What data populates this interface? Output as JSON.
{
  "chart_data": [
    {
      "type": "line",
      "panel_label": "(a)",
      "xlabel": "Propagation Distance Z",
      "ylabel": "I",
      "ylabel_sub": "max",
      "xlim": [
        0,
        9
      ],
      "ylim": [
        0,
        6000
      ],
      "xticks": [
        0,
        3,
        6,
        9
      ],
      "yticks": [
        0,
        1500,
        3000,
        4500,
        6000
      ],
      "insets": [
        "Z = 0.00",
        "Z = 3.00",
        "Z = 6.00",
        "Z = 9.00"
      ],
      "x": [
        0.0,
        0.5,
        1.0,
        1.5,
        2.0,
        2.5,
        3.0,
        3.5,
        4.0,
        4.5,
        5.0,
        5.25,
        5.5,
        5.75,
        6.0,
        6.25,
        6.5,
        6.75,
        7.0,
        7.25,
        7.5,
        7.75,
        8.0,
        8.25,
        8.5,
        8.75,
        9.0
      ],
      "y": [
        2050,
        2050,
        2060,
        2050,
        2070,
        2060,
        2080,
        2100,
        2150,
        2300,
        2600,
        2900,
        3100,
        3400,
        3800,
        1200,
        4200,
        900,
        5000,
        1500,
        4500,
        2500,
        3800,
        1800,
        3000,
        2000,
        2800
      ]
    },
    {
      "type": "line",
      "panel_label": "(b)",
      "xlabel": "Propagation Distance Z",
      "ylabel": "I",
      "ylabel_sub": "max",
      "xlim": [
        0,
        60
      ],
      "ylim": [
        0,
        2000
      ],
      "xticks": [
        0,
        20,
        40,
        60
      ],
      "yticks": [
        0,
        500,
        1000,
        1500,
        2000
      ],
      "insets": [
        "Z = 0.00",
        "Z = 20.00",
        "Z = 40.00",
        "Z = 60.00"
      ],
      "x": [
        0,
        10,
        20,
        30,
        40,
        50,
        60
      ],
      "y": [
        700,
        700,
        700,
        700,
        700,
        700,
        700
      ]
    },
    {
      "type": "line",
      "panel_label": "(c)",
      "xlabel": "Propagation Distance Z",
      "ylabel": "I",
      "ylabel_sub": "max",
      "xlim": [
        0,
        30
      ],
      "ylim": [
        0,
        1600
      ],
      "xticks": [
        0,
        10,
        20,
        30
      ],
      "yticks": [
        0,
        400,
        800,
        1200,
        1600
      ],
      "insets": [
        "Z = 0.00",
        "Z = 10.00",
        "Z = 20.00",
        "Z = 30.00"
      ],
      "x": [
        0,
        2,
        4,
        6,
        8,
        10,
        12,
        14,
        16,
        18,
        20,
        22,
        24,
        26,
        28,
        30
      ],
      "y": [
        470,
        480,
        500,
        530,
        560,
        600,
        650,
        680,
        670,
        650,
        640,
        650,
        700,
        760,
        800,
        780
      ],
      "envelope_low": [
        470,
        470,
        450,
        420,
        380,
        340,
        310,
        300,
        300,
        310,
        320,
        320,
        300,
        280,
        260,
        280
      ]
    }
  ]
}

──────────

The whole listing above needs to be written out again exactly.

What data populates this interface? Output as JSON.
{
  "chart_data": [
    {
      "type": "line",
      "panel_label": "(a)",
      "xlabel": "Propagation Distance Z",
      "ylabel": "I",
      "ylabel_sub": "max",
      "xlim": [
        0,
        9
      ],
      "ylim": [
        0,
        6000
      ],
      "xticks": [
        0,
        3,
        6,
        9
      ],
      "yticks": [
        0,
        1500,
        3000,
        4500,
        6000
      ],
      "insets": [
        "Z = 0.00",
        "Z = 3.00",
        "Z = 6.00",
        "Z = 9.00"
      ],
      "x": [
        0.0,
        0.5,
        1.0,
        1.5,
        2.0,
        2.5,
        3.0,
        3.5,
        4.0,
        4.5,
        5.0,
        5.25,
        5.5,
        5.75,
        6.0,
        6.25,
        6.5,
        6.75,
        7.0,
        7.25,
        7.5,
        7.75,
        8.0,
        8.25,
        8.5,
        8.75,
        9.0
      ],
      "y": [
        2050,
        2050,
        2060,
        2050,
        2070,
        2060,
        2080,
        2100,
        2150,
        2300,
        2600,
        2900,
        3100,
        3400,
        3800,
        1200,
        4200,
        900,
        5000,
        1500,
        4500,
        2500,
        3800,
        1800,
        3000,
        2000,
        2800
      ]
    },
    {
      "type": "line",
      "panel_label": "(b)",
      "xlabel": "Propagation Distance Z",
      "ylabel": "I",
      "ylabel_sub": "max",
      "xlim": [
        0,
        60
      ],
      "ylim": [
        0,
        2000
      ],
      "xticks": [
        0,
        20,
        40,
        60
      ],
      "yticks": [
        0,
        500,
        1000,
        1500,
        2000
      ],
      "insets": [
        "Z = 0.00",
        "Z = 20.00",
        "Z = 40.00",
        "Z = 60.00"
      ],
      "x": [
        0,
        10,
        20,
        30,
        40,
        50,
        60
      ],
      "y": [
        700,
        700,
        700,
        700,
        700,
        700,
        700
      ]
    },
    {
      "type": "line",
      "panel_label": "(c)",
      "xlabel": "Propagation Distance Z",
      "ylabel": "I",
      "ylabel_sub": "max",
      "xlim": [
        0,
        30
      ],
      "ylim": [
        0,
        1600
      ],
      "xticks": [
        0,
        10,
        20,
        30
      ],
      "yticks": [
        0,
        400,
        800,
        1200,
        1600
      ],
      "insets": [
        "Z = 0.00",
        "Z = 10.00",
        "Z = 20.00",
        "Z = 30.00"
      ],
      "x": [
        0,
        2,
        4,
        6,
        8,
        10,
        12,
        14,
        16,
        18,
        20,
        22,
        24,
        26,
        28,
        30
      ],
      "y": [
        470,
        480,
        500,
        530,
        560,
        600,
        650,
        680,
        670,
        650,
        640,
        650,
        700,
        760,
        800,
        780
      ],
      "envelope_low": [
        470,
        470,
        450,
        420,
        380,
        340,
        310,
        300,
        300,
        310,
        320,
        320,
        300,
        280,
        260,
        280
      ]
    }
  ]
}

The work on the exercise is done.